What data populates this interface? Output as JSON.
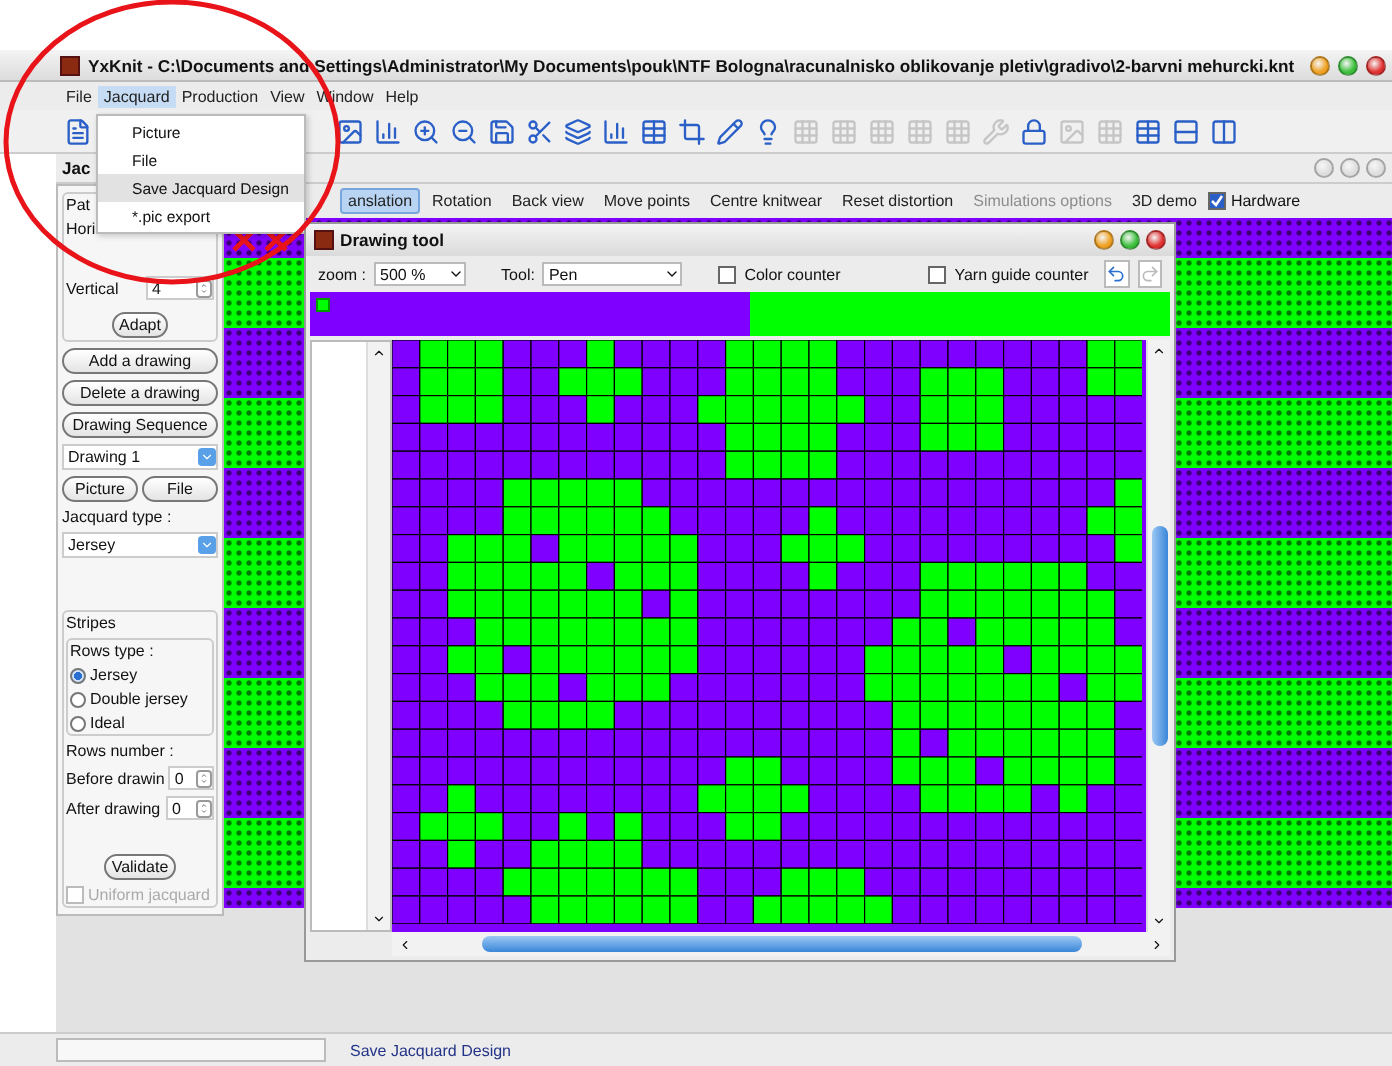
{
  "title_bar": {
    "title": "YxKnit - C:\\Documents and Settings\\Administrator\\My Documents\\pouk\\NTF Bologna\\racunalnisko oblikovanje pletiv\\gradivo\\2-barvni mehurcki.knt"
  },
  "menu": [
    {
      "label": "File",
      "selected": false
    },
    {
      "label": "Jacquard",
      "selected": true
    },
    {
      "label": "Production",
      "selected": false
    },
    {
      "label": "View",
      "selected": false
    },
    {
      "label": "Window",
      "selected": false
    },
    {
      "label": "Help",
      "selected": false
    }
  ],
  "dropdown": [
    {
      "label": "Picture",
      "selected": false
    },
    {
      "label": "File",
      "selected": false
    },
    {
      "label": "Save Jacquard Design",
      "selected": true
    },
    {
      "label": "*.pic export",
      "selected": false
    }
  ],
  "toolbar_start": [
    {
      "kind": "new",
      "disabled": false
    }
  ],
  "toolbar": [
    {
      "kind": "image",
      "disabled": false
    },
    {
      "kind": "chart",
      "disabled": false
    },
    {
      "kind": "zoomin",
      "disabled": false
    },
    {
      "kind": "zoomout",
      "disabled": false
    },
    {
      "kind": "save",
      "disabled": false
    },
    {
      "kind": "cut",
      "disabled": false
    },
    {
      "kind": "layers",
      "disabled": false
    },
    {
      "kind": "chart",
      "disabled": false
    },
    {
      "kind": "table",
      "disabled": false
    },
    {
      "kind": "crop",
      "disabled": false
    },
    {
      "kind": "pencil",
      "disabled": false
    },
    {
      "kind": "bulb",
      "disabled": false
    },
    {
      "kind": "grid",
      "disabled": true
    },
    {
      "kind": "grid",
      "disabled": true
    },
    {
      "kind": "grid",
      "disabled": true
    },
    {
      "kind": "grid",
      "disabled": true
    },
    {
      "kind": "grid",
      "disabled": true
    },
    {
      "kind": "wrench",
      "disabled": true
    },
    {
      "kind": "lock",
      "disabled": false
    },
    {
      "kind": "image",
      "disabled": true
    },
    {
      "kind": "grid",
      "disabled": true
    },
    {
      "kind": "table",
      "disabled": false
    },
    {
      "kind": "rows",
      "disabled": false
    },
    {
      "kind": "columns",
      "disabled": false
    }
  ],
  "panel": {
    "tab": "Jac",
    "group": "Pat",
    "horizontal_label": "Hori",
    "vertical_label": "Vertical",
    "vertical_value": "4",
    "adapt": "Adapt",
    "buttons": [
      "Add a drawing",
      "Delete a drawing",
      "Drawing Sequence"
    ],
    "drawing": "Drawing 1",
    "source_buttons": [
      "Picture",
      "File"
    ],
    "type_label": "Jacquard type :",
    "type_value": "Jersey",
    "stripes": {
      "title": "Stripes",
      "rows_type_label": "Rows type :",
      "rows_types": [
        {
          "label": "Jersey",
          "selected": true
        },
        {
          "label": "Double jersey",
          "selected": false
        },
        {
          "label": "Ideal",
          "selected": false
        }
      ],
      "rows_number_label": "Rows number :",
      "before_label": "Before drawin",
      "before_value": "0",
      "after_label": "After drawing",
      "after_value": "0",
      "validate": "Validate"
    },
    "uniform": {
      "label": "Uniform jacquard",
      "checked": false,
      "disabled": true
    }
  },
  "view_tools": [
    {
      "label": "anslation",
      "selected": true,
      "disabled": false
    },
    {
      "label": "Rotation",
      "selected": false,
      "disabled": false
    },
    {
      "label": "Back view",
      "selected": false,
      "disabled": false
    },
    {
      "label": "Move points",
      "selected": false,
      "disabled": false
    },
    {
      "label": "Centre knitwear",
      "selected": false,
      "disabled": false
    },
    {
      "label": "Reset distortion",
      "selected": false,
      "disabled": false
    },
    {
      "label": "Simulations options",
      "selected": false,
      "disabled": true
    },
    {
      "label": "3D demo",
      "selected": false,
      "disabled": false
    }
  ],
  "hardware": {
    "label": "Hardware",
    "checked": true
  },
  "drawing_tool": {
    "title": "Drawing tool",
    "zoom_label": "zoom :",
    "zoom": "500 %",
    "tool_label": "Tool:",
    "tool": "Pen",
    "color_counter": {
      "label": "Color counter",
      "checked": false
    },
    "yarn_guide_counter": {
      "label": "Yarn guide counter",
      "checked": false
    },
    "redo_disabled": true,
    "palette": [
      {
        "color": "#8000ff"
      },
      {
        "color": "#00ff00"
      }
    ]
  },
  "status": {
    "message": "Save Jacquard Design"
  },
  "annotation": {
    "color": "#e8141a"
  }
}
####################
Exercise directions — Reproduce the records above exactly, leaving out every picture they contain.

Response to this exercise —
What data populates this interface? Output as JSON.
{
  "title_bar": {
    "title": "YxKnit - C:\\Documents and Settings\\Administrator\\My Documents\\pouk\\NTF Bologna\\racunalnisko oblikovanje pletiv\\gradivo\\2-barvni mehurcki.knt"
  },
  "menu": [
    {
      "label": "File",
      "selected": false
    },
    {
      "label": "Jacquard",
      "selected": true
    },
    {
      "label": "Production",
      "selected": false
    },
    {
      "label": "View",
      "selected": false
    },
    {
      "label": "Window",
      "selected": false
    },
    {
      "label": "Help",
      "selected": false
    }
  ],
  "dropdown": [
    {
      "label": "Picture",
      "selected": false
    },
    {
      "label": "File",
      "selected": false
    },
    {
      "label": "Save Jacquard Design",
      "selected": true
    },
    {
      "label": "*.pic export",
      "selected": false
    }
  ],
  "toolbar_start": [
    {
      "kind": "new",
      "disabled": false
    }
  ],
  "toolbar": [
    {
      "kind": "image",
      "disabled": false
    },
    {
      "kind": "chart",
      "disabled": false
    },
    {
      "kind": "zoomin",
      "disabled": false
    },
    {
      "kind": "zoomout",
      "disabled": false
    },
    {
      "kind": "save",
      "disabled": false
    },
    {
      "kind": "cut",
      "disabled": false
    },
    {
      "kind": "layers",
      "disabled": false
    },
    {
      "kind": "chart",
      "disabled": false
    },
    {
      "kind": "table",
      "disabled": false
    },
    {
      "kind": "crop",
      "disabled": false
    },
    {
      "kind": "pencil",
      "disabled": false
    },
    {
      "kind": "bulb",
      "disabled": false
    },
    {
      "kind": "grid",
      "disabled": true
    },
    {
      "kind": "grid",
      "disabled": true
    },
    {
      "kind": "grid",
      "disabled": true
    },
    {
      "kind": "grid",
      "disabled": true
    },
    {
      "kind": "grid",
      "disabled": true
    },
    {
      "kind": "wrench",
      "disabled": true
    },
    {
      "kind": "lock",
      "disabled": false
    },
    {
      "kind": "image",
      "disabled": true
    },
    {
      "kind": "grid",
      "disabled": true
    },
    {
      "kind": "table",
      "disabled": false
    },
    {
      "kind": "rows",
      "disabled": false
    },
    {
      "kind": "columns",
      "disabled": false
    }
  ],
  "panel": {
    "tab": "Jac",
    "group": "Pat",
    "horizontal_label": "Hori",
    "vertical_label": "Vertical",
    "vertical_value": "4",
    "adapt": "Adapt",
    "buttons": [
      "Add a drawing",
      "Delete a drawing",
      "Drawing Sequence"
    ],
    "drawing": "Drawing 1",
    "source_buttons": [
      "Picture",
      "File"
    ],
    "type_label": "Jacquard type :",
    "type_value": "Jersey",
    "stripes": {
      "title": "Stripes",
      "rows_type_label": "Rows type :",
      "rows_types": [
        {
          "label": "Jersey",
          "selected": true
        },
        {
          "label": "Double jersey",
          "selected": false
        },
        {
          "label": "Ideal",
          "selected": false
        }
      ],
      "rows_number_label": "Rows number :",
      "before_label": "Before drawin",
      "before_value": "0",
      "after_label": "After drawing",
      "after_value": "0",
      "validate": "Validate"
    },
    "uniform": {
      "label": "Uniform jacquard",
      "checked": false,
      "disabled": true
    }
  },
  "view_tools": [
    {
      "label": "anslation",
      "selected": true,
      "disabled": false
    },
    {
      "label": "Rotation",
      "selected": false,
      "disabled": false
    },
    {
      "label": "Back view",
      "selected": false,
      "disabled": false
    },
    {
      "label": "Move points",
      "selected": false,
      "disabled": false
    },
    {
      "label": "Centre knitwear",
      "selected": false,
      "disabled": false
    },
    {
      "label": "Reset distortion",
      "selected": false,
      "disabled": false
    },
    {
      "label": "Simulations options",
      "selected": false,
      "disabled": true
    },
    {
      "label": "3D demo",
      "selected": false,
      "disabled": false
    }
  ],
  "hardware": {
    "label": "Hardware",
    "checked": true
  },
  "drawing_tool": {
    "title": "Drawing tool",
    "zoom_label": "zoom :",
    "zoom": "500 %",
    "tool_label": "Tool:",
    "tool": "Pen",
    "color_counter": {
      "label": "Color counter",
      "checked": false
    },
    "yarn_guide_counter": {
      "label": "Yarn guide counter",
      "checked": false
    },
    "redo_disabled": true,
    "palette": [
      {
        "color": "#8000ff"
      },
      {
        "color": "#00ff00"
      }
    ]
  },
  "status": {
    "message": "Save Jacquard Design"
  },
  "annotation": {
    "color": "#e8141a"
  }
}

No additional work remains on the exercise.